_Things to do:_
- 1) Reproduce the stretch of the reading-list post that begins at the words "The Electric Kool-Aid Acid Test –" and stops after the words "California at Berkeley.".
- 2) Write the next part of the summer reading-list post, picking up after its final sentence.

Book It!

This will probably be the last thing I write for Campus Pressbox until July. July will also be a very light month as far as writing here is concerned. August is when the heavy hitting begins again. We have slowed the pace down, on our sports site, but August will be here before we know it, and things will then begin to rock. SEC Media Days will be behind us and fall camp will be before us. Pace yourselves, folks. It’s coming!

So what do we do with ourselves until then?

Read. No, not on social media. Get actual books. Hold them in your hand. Feel them. Smell them. Read them. Here are thirteen recommendations, from a variety of types, and in no particular order. All of the books listed below have had a big impact on me.

For fun, I’ll tie a college football team to each title so we can keep the sports theme going for all you fans. Some titles will beg for me to depart from the SEC. See if you can decipher the connections when it’s not obvious.

Fear and Loathing: On The Campaign Trail ’72 – Hunter S. Thompson. The Gonzo journalist is my favorite and this might very well be my top choice of his. Fear and Loathing in Las Vegas is a great, iconic work of American literature, and it gets all the press. But The Good Doctor’s take on the Nixon-McGovern presidential race is also essential reading, in my humble opinion. Whittier College.

The Hobbit – J.R.R. Tolkien. Another marvelous novel that resides, somewhat, in the shadow of Tolkien’s opus, the Lord of the Rings Trilogy. I was assigned The Hobbit as my first book to read for freshman English 101 at Auburn. It was a game-changer which then led, of course, to my reading of the trilogy. Alabama. Hint, their coach.

Brother to a Dragonfly – Will D. Campbell. Campbell is my hero, and his life and work had as much, or possibly more, influence on my life than anyone else. This is his masterpiece. We old renegade Baptist preachers have to stick together. Georgia Tech.

The Electric Kool-Aid Acid Test – Tom Wolfe. From The New York Times’ Eliot Fremont-Smith, “The Electric Kool-Aid Acid Test is not simply the best book on the hippies, it is the essential book… the pushing, ballooning heart of the matter… Vibrating dazzle.” We old hippies have to stick together. Sorry that I have to step out of the SEC, but this one just for the University of California at Berkeley.

On The Road – Jack Kerouac. Not stepping far from the previous Tom Wolfe recommendation. Another essential American novel. Brilliant, lucid, disturbed, wild, cavorting, mesmerizing. We old road warriors have to stick together. Mississippi State.

Ball Four – Jim Bouton. Groundbreaking, rule-breaking, eye-opening, code-of-honor shattering book about life inside the New York Yankees organization back in the 60’s. Bouton pitched for the Bronx Bombers back then. Sparky Lyle’s, The Bronx Zoo, would follow in that tradition. Fordham University.

_Information supplied:_
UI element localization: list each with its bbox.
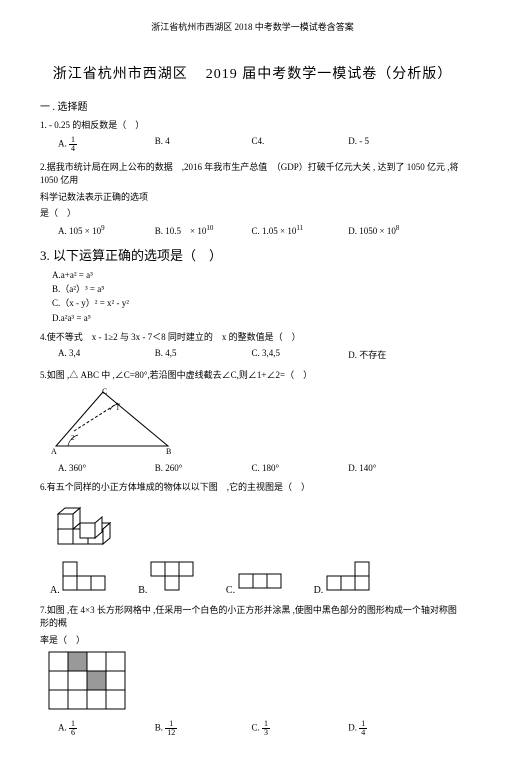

_Solved tasks:_
- 1)
The Electric Kool-Aid Acid Test – Tom Wolfe. From The New York Times’ Eliot Fremont-Smith, “The Electric Kool-Aid Acid Test is not simply the best book on the hippies, it is the essential book… the pushing, ballooning heart of the matter… Vibrating dazzle.” We old hippies have to stick together. Sorry that I have to step out of the SEC, but this one just for the University of California at Berkeley.

- 2)
Mockingbird’s Song, Hettie Keller’s 10 Maxims For Peace And Happiness – Arnold Heflin. Arnold is a friend of mine and an Auburn graduate. He wrote this book, a platonic love story, based on a true story, his story. It will make you laugh and it will make you cry and it might just change your life. It should be made into a movie. Beautiful. Auburn.

They Came To Nashville – Marshall Chapman. Another friend of mine. Required reading if you’re a fan of country music. Marshall interviewed Kris Kristofferson, Emmylou Harris, Rodney Crowell, and Willie Nelson, along with eleven other Nashville singer-songwriters, and she shares their stories in this book that you will not be able to put down. Vanderbilt. Duh!

Skinny-dipping, Wildcat Wine, Bone Valley, and Sweetheart Deal – Claire Matturo. Claire and I studied journalism together at Troy State University, now known as Troy University. We also lived in the same trailer park for a brief period, and a good time was had by all. I am not a huge fan of fiction but this series, featuring protagonist/lawyer Lilly Belle Rose Cleary, is great fun. Smart, sharp-witted and sometimes spine-tingling crime fiction with great characters. Anybody see Kentucky in there?

A Confederacy of Dunces – John Kennedy Toole. “A corker, an epic comedy, a rumbling, roaring, avalanche of a book.” The Washington Post. “A masterwork… the novel astonishes with its inventiveness… it is nothing less than grand comic fugue.” The New York Times Book Review. Ole Miss.

So, take a break from social media. Try to put behind you, if only for a brief period, the madness that seeks to engulf us each and every day. Relax and immerse yourself in some entertaining, inspiring, and excellent reading this summer. And let me hear from you. Tell me what you thought about these great literary works.

Peace.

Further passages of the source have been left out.